▸ Given records
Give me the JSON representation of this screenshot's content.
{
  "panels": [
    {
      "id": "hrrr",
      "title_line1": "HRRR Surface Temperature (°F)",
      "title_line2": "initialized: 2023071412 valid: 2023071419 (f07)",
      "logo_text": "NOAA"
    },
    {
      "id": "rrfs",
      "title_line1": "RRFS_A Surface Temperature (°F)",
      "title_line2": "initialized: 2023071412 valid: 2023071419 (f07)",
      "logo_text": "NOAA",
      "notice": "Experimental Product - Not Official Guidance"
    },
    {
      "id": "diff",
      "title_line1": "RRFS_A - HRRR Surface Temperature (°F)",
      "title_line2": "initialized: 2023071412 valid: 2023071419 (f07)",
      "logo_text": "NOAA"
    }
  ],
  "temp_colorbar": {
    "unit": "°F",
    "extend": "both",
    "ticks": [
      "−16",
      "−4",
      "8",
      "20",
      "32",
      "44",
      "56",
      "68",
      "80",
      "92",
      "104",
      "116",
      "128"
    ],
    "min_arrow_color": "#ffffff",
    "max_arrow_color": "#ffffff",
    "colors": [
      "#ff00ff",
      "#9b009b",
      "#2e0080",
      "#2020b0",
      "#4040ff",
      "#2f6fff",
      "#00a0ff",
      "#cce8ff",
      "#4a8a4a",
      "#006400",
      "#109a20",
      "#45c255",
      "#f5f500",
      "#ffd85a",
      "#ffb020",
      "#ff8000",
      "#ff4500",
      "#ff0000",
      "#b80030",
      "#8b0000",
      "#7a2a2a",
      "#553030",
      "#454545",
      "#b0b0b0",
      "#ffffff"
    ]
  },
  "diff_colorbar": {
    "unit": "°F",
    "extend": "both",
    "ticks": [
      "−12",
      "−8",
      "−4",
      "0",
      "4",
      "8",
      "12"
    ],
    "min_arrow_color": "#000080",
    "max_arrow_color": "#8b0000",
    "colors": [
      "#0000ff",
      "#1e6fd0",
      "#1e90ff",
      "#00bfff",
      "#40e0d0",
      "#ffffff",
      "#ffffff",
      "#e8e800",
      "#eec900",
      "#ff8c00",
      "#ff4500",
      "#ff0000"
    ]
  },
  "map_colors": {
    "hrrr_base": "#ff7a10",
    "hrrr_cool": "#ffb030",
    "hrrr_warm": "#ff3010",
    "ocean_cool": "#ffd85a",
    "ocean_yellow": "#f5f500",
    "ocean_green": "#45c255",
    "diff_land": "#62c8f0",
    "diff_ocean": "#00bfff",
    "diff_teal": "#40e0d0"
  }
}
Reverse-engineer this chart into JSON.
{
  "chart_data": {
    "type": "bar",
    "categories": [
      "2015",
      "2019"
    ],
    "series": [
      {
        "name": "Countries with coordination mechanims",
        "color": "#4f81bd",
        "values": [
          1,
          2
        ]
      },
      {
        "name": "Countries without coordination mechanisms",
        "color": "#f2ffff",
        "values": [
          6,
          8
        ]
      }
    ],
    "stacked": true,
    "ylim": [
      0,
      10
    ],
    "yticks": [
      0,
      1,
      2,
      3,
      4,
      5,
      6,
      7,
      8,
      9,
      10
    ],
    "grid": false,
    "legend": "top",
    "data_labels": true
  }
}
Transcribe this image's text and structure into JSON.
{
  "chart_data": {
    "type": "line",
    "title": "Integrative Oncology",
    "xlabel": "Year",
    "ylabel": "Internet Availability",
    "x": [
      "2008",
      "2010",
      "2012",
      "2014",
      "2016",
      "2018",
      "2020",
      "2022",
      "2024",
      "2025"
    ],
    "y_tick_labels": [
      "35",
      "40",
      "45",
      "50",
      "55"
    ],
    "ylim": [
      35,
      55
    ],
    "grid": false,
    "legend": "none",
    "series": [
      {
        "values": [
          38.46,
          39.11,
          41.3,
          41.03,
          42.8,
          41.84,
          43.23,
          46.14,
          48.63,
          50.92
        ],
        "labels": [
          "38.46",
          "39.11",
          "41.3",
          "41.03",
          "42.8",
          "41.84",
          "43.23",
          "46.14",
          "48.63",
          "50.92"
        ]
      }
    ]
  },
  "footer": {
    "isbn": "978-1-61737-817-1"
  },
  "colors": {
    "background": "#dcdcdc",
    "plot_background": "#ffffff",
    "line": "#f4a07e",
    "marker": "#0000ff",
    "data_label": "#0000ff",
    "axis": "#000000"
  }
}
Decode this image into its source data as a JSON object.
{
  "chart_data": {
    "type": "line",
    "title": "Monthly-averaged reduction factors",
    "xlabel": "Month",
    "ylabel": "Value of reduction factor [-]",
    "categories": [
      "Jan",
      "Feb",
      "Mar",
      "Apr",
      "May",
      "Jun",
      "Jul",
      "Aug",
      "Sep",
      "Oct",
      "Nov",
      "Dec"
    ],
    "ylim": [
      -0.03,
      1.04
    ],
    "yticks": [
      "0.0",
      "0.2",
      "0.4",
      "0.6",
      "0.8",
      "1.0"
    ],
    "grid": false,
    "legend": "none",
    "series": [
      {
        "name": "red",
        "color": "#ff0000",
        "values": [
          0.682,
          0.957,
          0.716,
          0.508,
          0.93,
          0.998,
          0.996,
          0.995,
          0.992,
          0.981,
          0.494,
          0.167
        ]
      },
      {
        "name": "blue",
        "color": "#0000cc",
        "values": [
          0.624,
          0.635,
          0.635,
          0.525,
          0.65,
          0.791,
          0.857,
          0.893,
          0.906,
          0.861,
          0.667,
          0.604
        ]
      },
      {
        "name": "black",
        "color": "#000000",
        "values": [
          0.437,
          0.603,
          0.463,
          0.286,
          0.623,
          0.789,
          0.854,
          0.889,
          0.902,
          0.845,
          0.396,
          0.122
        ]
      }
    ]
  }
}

▸ Your objective
Reproduce the records above exactly as they appear.

▸ Task solution
Give me the JSON representation of this screenshot's content.
{
  "panels": [
    {
      "id": "hrrr",
      "title_line1": "HRRR Surface Temperature (°F)",
      "title_line2": "initialized: 2023071412 valid: 2023071419 (f07)",
      "logo_text": "NOAA"
    },
    {
      "id": "rrfs",
      "title_line1": "RRFS_A Surface Temperature (°F)",
      "title_line2": "initialized: 2023071412 valid: 2023071419 (f07)",
      "logo_text": "NOAA",
      "notice": "Experimental Product - Not Official Guidance"
    },
    {
      "id": "diff",
      "title_line1": "RRFS_A - HRRR Surface Temperature (°F)",
      "title_line2": "initialized: 2023071412 valid: 2023071419 (f07)",
      "logo_text": "NOAA"
    }
  ],
  "temp_colorbar": {
    "unit": "°F",
    "extend": "both",
    "ticks": [
      "−16",
      "−4",
      "8",
      "20",
      "32",
      "44",
      "56",
      "68",
      "80",
      "92",
      "104",
      "116",
      "128"
    ],
    "min_arrow_color": "#ffffff",
    "max_arrow_color": "#ffffff",
    "colors": [
      "#ff00ff",
      "#9b009b",
      "#2e0080",
      "#2020b0",
      "#4040ff",
      "#2f6fff",
      "#00a0ff",
      "#cce8ff",
      "#4a8a4a",
      "#006400",
      "#109a20",
      "#45c255",
      "#f5f500",
      "#ffd85a",
      "#ffb020",
      "#ff8000",
      "#ff4500",
      "#ff0000",
      "#b80030",
      "#8b0000",
      "#7a2a2a",
      "#553030",
      "#454545",
      "#b0b0b0",
      "#ffffff"
    ]
  },
  "diff_colorbar": {
    "unit": "°F",
    "extend": "both",
    "ticks": [
      "−12",
      "−8",
      "−4",
      "0",
      "4",
      "8",
      "12"
    ],
    "min_arrow_color": "#000080",
    "max_arrow_color": "#8b0000",
    "colors": [
      "#0000ff",
      "#1e6fd0",
      "#1e90ff",
      "#00bfff",
      "#40e0d0",
      "#ffffff",
      "#ffffff",
      "#e8e800",
      "#eec900",
      "#ff8c00",
      "#ff4500",
      "#ff0000"
    ]
  },
  "map_colors": {
    "hrrr_base": "#ff7a10",
    "hrrr_cool": "#ffb030",
    "hrrr_warm": "#ff3010",
    "ocean_cool": "#ffd85a",
    "ocean_yellow": "#f5f500",
    "ocean_green": "#45c255",
    "diff_land": "#62c8f0",
    "diff_ocean": "#00bfff",
    "diff_teal": "#40e0d0"
  }
}
Reverse-engineer this chart into JSON.
{
  "chart_data": {
    "type": "bar",
    "categories": [
      "2015",
      "2019"
    ],
    "series": [
      {
        "name": "Countries with coordination mechanims",
        "color": "#4f81bd",
        "values": [
          1,
          2
        ]
      },
      {
        "name": "Countries without coordination mechanisms",
        "color": "#f2ffff",
        "values": [
          6,
          8
        ]
      }
    ],
    "stacked": true,
    "ylim": [
      0,
      10
    ],
    "yticks": [
      0,
      1,
      2,
      3,
      4,
      5,
      6,
      7,
      8,
      9,
      10
    ],
    "grid": false,
    "legend": "top",
    "data_labels": true
  }
}
Transcribe this image's text and structure into JSON.
{
  "chart_data": {
    "type": "line",
    "title": "Integrative Oncology",
    "xlabel": "Year",
    "ylabel": "Internet Availability",
    "x": [
      "2008",
      "2010",
      "2012",
      "2014",
      "2016",
      "2018",
      "2020",
      "2022",
      "2024",
      "2025"
    ],
    "y_tick_labels": [
      "35",
      "40",
      "45",
      "50",
      "55"
    ],
    "ylim": [
      35,
      55
    ],
    "grid": false,
    "legend": "none",
    "series": [
      {
        "values": [
          38.46,
          39.11,
          41.3,
          41.03,
          42.8,
          41.84,
          43.23,
          46.14,
          48.63,
          50.92
        ],
        "labels": [
          "38.46",
          "39.11",
          "41.3",
          "41.03",
          "42.8",
          "41.84",
          "43.23",
          "46.14",
          "48.63",
          "50.92"
        ]
      }
    ]
  },
  "footer": {
    "isbn": "978-1-61737-817-1"
  },
  "colors": {
    "background": "#dcdcdc",
    "plot_background": "#ffffff",
    "line": "#f4a07e",
    "marker": "#0000ff",
    "data_label": "#0000ff",
    "axis": "#000000"
  }
}
Decode this image into its source data as a JSON object.
{
  "chart_data": {
    "type": "line",
    "title": "Monthly-averaged reduction factors",
    "xlabel": "Month",
    "ylabel": "Value of reduction factor [-]",
    "categories": [
      "Jan",
      "Feb",
      "Mar",
      "Apr",
      "May",
      "Jun",
      "Jul",
      "Aug",
      "Sep",
      "Oct",
      "Nov",
      "Dec"
    ],
    "ylim": [
      -0.03,
      1.04
    ],
    "yticks": [
      "0.0",
      "0.2",
      "0.4",
      "0.6",
      "0.8",
      "1.0"
    ],
    "grid": false,
    "legend": "none",
    "series": [
      {
        "name": "red",
        "color": "#ff0000",
        "values": [
          0.682,
          0.957,
          0.716,
          0.508,
          0.93,
          0.998,
          0.996,
          0.995,
          0.992,
          0.981,
          0.494,
          0.167
        ]
      },
      {
        "name": "blue",
        "color": "#0000cc",
        "values": [
          0.624,
          0.635,
          0.635,
          0.525,
          0.65,
          0.791,
          0.857,
          0.893,
          0.906,
          0.861,
          0.667,
          0.604
        ]
      },
      {
        "name": "black",
        "color": "#000000",
        "values": [
          0.437,
          0.603,
          0.463,
          0.286,
          0.623,
          0.789,
          0.854,
          0.889,
          0.902,
          0.845,
          0.396,
          0.122
        ]
      }
    ]
  }
}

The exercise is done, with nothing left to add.